* TRECHO ESCOLHIDO:
● ● ● ● ● ● ●
Tenho acompanhado um “debate”, se assim posso chamar, em torno de liturgias, adoração, ordem de culto, músicas, hinos, instrumentos e parece sem fim tudo isso. Sou do tempo em que o violão começou a ser introduzido no templo, pois até então, apenas era autorizado nas reuniões da “Mocidade”. Bateria, essa misericórdia, demorou ainda muito mais.

Hoje, na realidade, percebo uma verdadeira “batalha” onde o fogo amigo se espalha e atinge a muitos com seus estilhaços da ausência de bom senso e o desejo de prevalecer. Isso deve ser visto como triste e lamentável. Nenhum reformador desejou isso, nenhum grande líder almejou prevalecer para que o outro irmão “perdesse”. Tenho tido o privilégio de andar pelo mundo e continentes e ver o quanto essa discussão é ineficaz.

Certa vez assisti a um culto na internet em que, se eu fechasse os olhos, voltaria ao século passado, lembrando que eu, sou do século passado! As mesmas músicas, a mesma forma de culto e liturgia que eu, mesmo sendo daquele século, não me encaixo mais. No entanto, outros se encaixam e adoram verdadeiramente a Deus daquela maneira. Mas qual o problema então Bispo? O problema é o desejo incontido de prevalecer e afirmar aquilo como “A” forma de adoração verdadeira.
● ● ● ● ● ● ●
* DADOS FORNECIDOS:
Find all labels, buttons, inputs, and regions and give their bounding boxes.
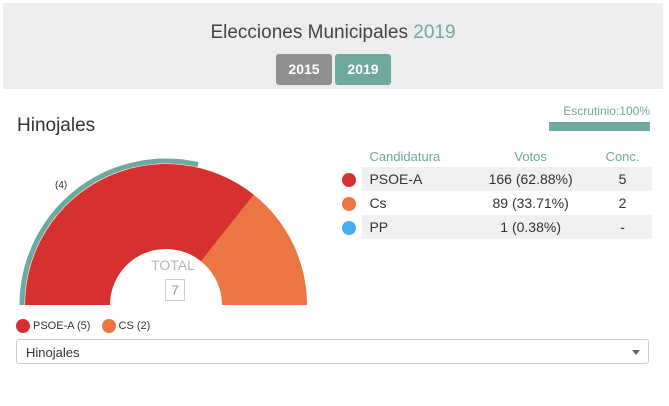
● ● ● ● ● ● ●
Diga se cada afirmação abaixo concorda com o trecho escolhido, respondendo sim ou não e citando as palavras do trecho que decidem a resposta.
1. O violão já era permitido no templo antes de entrar nas reuniões da Mocidade.
2. Quem escreve afirma ser do século passado.
3. A bateria foi aceita antes do violão.
As linhas não fazem falta aqui.

1. Não: «pois até então, apenas era autorizado nas reuniões da “Mocidade”».
2. Sim: «lembrando que eu, sou do século passado!»
3. Não: «Bateria, essa misericórdia, demorou ainda muito mais.»